(Data items)

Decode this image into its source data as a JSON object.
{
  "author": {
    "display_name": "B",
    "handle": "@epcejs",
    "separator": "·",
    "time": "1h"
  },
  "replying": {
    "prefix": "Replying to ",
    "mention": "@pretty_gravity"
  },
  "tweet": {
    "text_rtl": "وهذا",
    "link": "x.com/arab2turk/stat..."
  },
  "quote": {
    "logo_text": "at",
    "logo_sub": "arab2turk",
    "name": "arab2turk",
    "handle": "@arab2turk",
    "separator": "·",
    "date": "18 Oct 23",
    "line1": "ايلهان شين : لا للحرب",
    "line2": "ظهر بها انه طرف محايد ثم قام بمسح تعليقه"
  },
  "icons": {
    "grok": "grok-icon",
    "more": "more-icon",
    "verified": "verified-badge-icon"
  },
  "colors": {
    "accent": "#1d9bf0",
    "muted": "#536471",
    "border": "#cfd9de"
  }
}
...
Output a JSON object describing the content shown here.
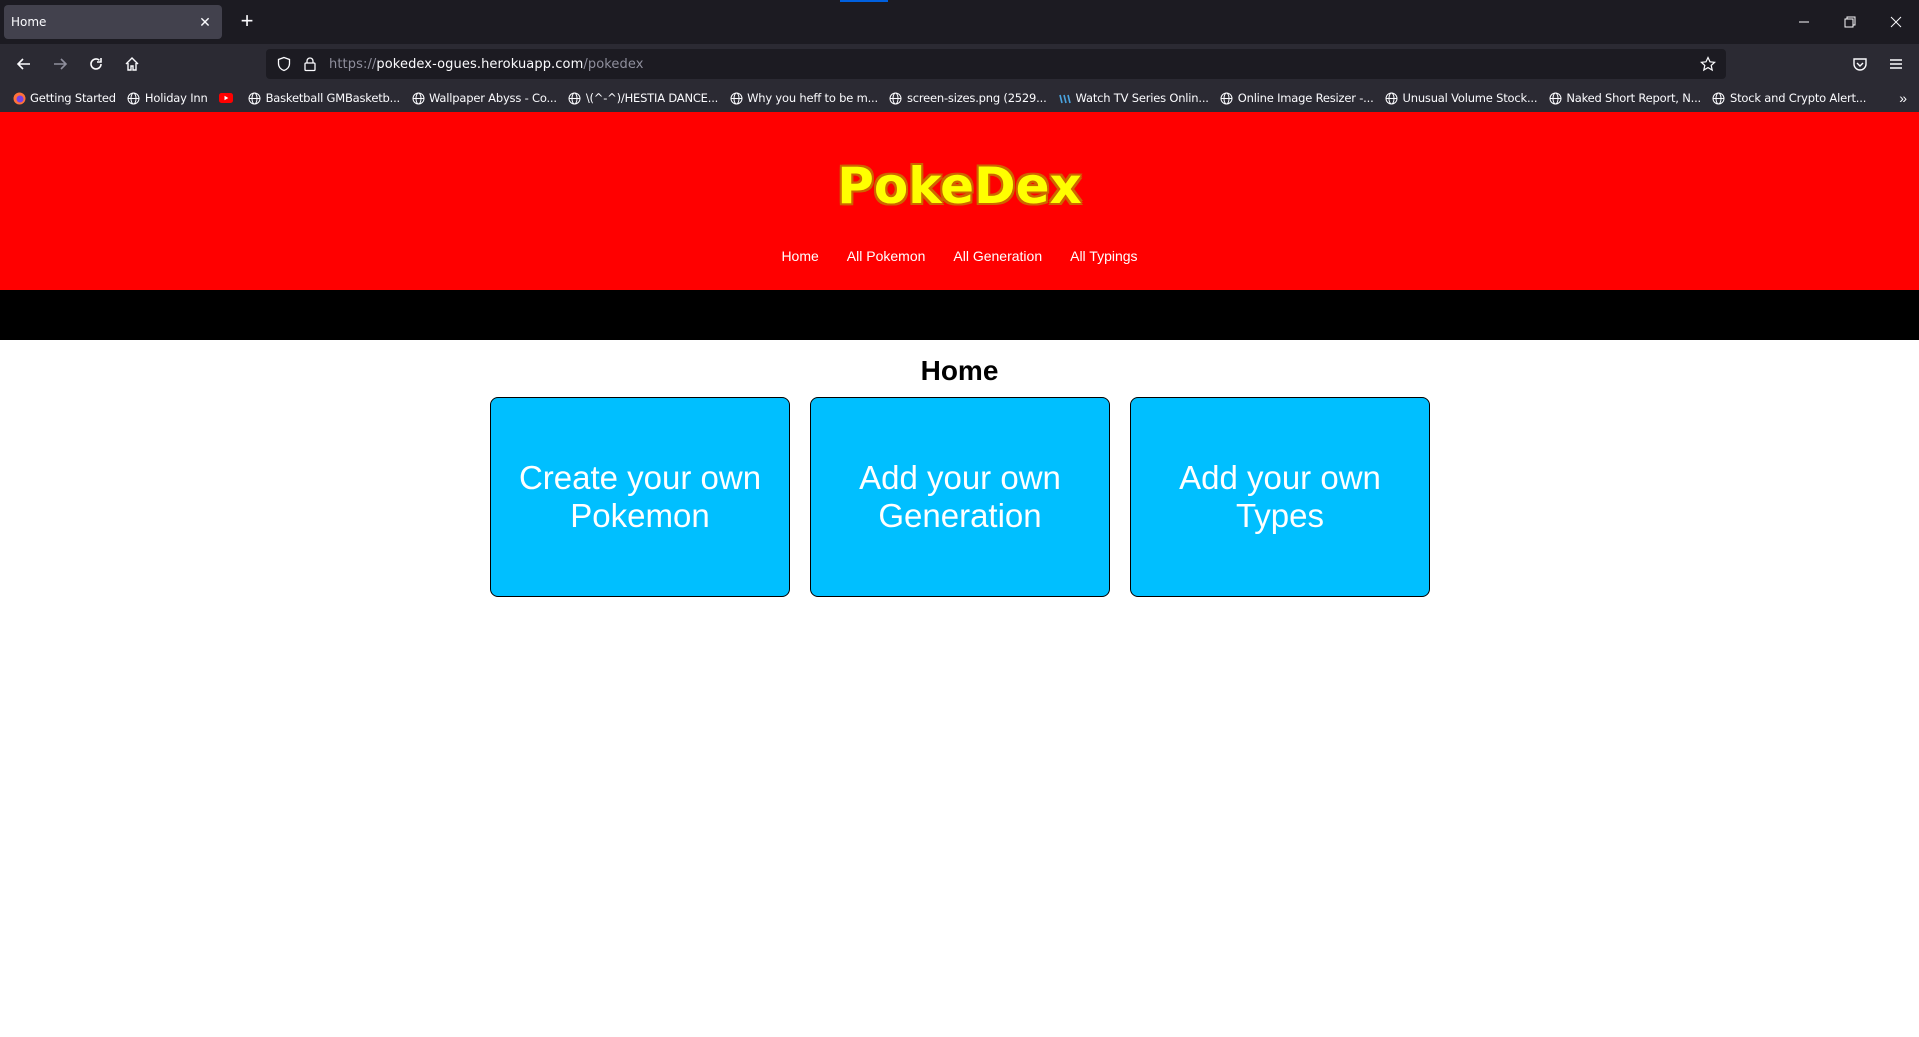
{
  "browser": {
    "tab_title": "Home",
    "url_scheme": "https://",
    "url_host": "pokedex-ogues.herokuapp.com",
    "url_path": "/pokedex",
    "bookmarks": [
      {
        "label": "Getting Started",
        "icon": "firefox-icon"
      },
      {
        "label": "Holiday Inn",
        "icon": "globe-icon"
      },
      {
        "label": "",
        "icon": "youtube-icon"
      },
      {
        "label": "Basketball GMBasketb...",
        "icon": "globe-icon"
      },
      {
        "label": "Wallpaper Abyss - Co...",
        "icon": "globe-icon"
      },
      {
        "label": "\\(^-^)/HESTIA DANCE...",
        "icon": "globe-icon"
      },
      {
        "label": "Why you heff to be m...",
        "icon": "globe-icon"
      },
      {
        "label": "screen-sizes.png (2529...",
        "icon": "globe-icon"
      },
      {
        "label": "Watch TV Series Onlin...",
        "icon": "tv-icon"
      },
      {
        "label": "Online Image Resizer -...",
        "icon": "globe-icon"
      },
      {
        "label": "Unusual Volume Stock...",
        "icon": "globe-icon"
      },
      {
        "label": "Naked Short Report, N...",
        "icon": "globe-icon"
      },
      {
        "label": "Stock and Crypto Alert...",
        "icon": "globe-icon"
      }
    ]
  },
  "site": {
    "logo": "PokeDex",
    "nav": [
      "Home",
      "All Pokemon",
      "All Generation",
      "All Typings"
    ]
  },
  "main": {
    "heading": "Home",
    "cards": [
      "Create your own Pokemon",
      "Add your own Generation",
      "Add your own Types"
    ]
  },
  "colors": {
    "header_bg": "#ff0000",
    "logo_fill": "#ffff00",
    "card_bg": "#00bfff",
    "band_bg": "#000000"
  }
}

Short problem:
Write only the number of lines in the data above that include "Stock".

Task result:
2